Task directions »
Reproduce every entry exactly, without alteration.

Exercise materials »
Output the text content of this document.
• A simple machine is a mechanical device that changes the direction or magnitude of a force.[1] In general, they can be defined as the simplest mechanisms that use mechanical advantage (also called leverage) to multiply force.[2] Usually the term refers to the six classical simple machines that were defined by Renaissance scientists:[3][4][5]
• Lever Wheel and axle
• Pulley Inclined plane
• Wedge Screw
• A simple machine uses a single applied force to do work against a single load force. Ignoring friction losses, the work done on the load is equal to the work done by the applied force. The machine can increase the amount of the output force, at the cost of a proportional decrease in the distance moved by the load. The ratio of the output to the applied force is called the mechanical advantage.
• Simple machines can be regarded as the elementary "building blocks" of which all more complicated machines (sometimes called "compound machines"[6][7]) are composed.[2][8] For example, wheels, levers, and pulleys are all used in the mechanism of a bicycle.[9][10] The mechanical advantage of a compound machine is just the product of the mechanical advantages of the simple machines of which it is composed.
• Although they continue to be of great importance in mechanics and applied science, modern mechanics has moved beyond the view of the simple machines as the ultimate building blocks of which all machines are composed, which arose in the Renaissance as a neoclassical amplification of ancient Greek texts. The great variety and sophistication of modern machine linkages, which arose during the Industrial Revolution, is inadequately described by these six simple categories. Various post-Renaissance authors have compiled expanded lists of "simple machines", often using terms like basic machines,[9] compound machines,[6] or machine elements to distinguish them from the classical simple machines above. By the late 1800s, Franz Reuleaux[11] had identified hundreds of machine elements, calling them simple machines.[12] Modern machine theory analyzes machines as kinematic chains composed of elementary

Solution »
Output the text content of this document.
• A simple machine is a mechanical device that changes the direction or magnitude of a force.[1] In general, they can be defined as the simplest mechanisms that use mechanical advantage (also called leverage) to multiply force.[2] Usually the term refers to the six classical simple machines that were defined by Renaissance scientists:[3][4][5]
• Lever Wheel and axle
• Pulley Inclined plane
• Wedge Screw
• A simple machine uses a single applied force to do work against a single load force. Ignoring friction losses, the work done on the load is equal to the work done by the applied force. The machine can increase the amount of the output force, at the cost of a proportional decrease in the distance moved by the load. The ratio of the output to the applied force is called the mechanical advantage.
• Simple machines can be regarded as the elementary "building blocks" of which all more complicated machines (sometimes called "compound machines"[6][7]) are composed.[2][8] For example, wheels, levers, and pulleys are all used in the mechanism of a bicycle.[9][10] The mechanical advantage of a compound machine is just the product of the mechanical advantages of the simple machines of which it is composed.
• Although they continue to be of great importance in mechanics and applied science, modern mechanics has moved beyond the view of the simple machines as the ultimate building blocks of which all machines are composed, which arose in the Renaissance as a neoclassical amplification of ancient Greek texts. The great variety and sophistication of modern machine linkages, which arose during the Industrial Revolution, is inadequately described by these six simple categories. Various post-Renaissance authors have compiled expanded lists of "simple machines", often using terms like basic machines,[9] compound machines,[6] or machine elements to distinguish them from the classical simple machines above. By the late 1800s, Franz Reuleaux[11] had identified hundreds of machine elements, calling them simple machines.[12] Modern machine theory analyzes machines as kinematic chains composed of elementary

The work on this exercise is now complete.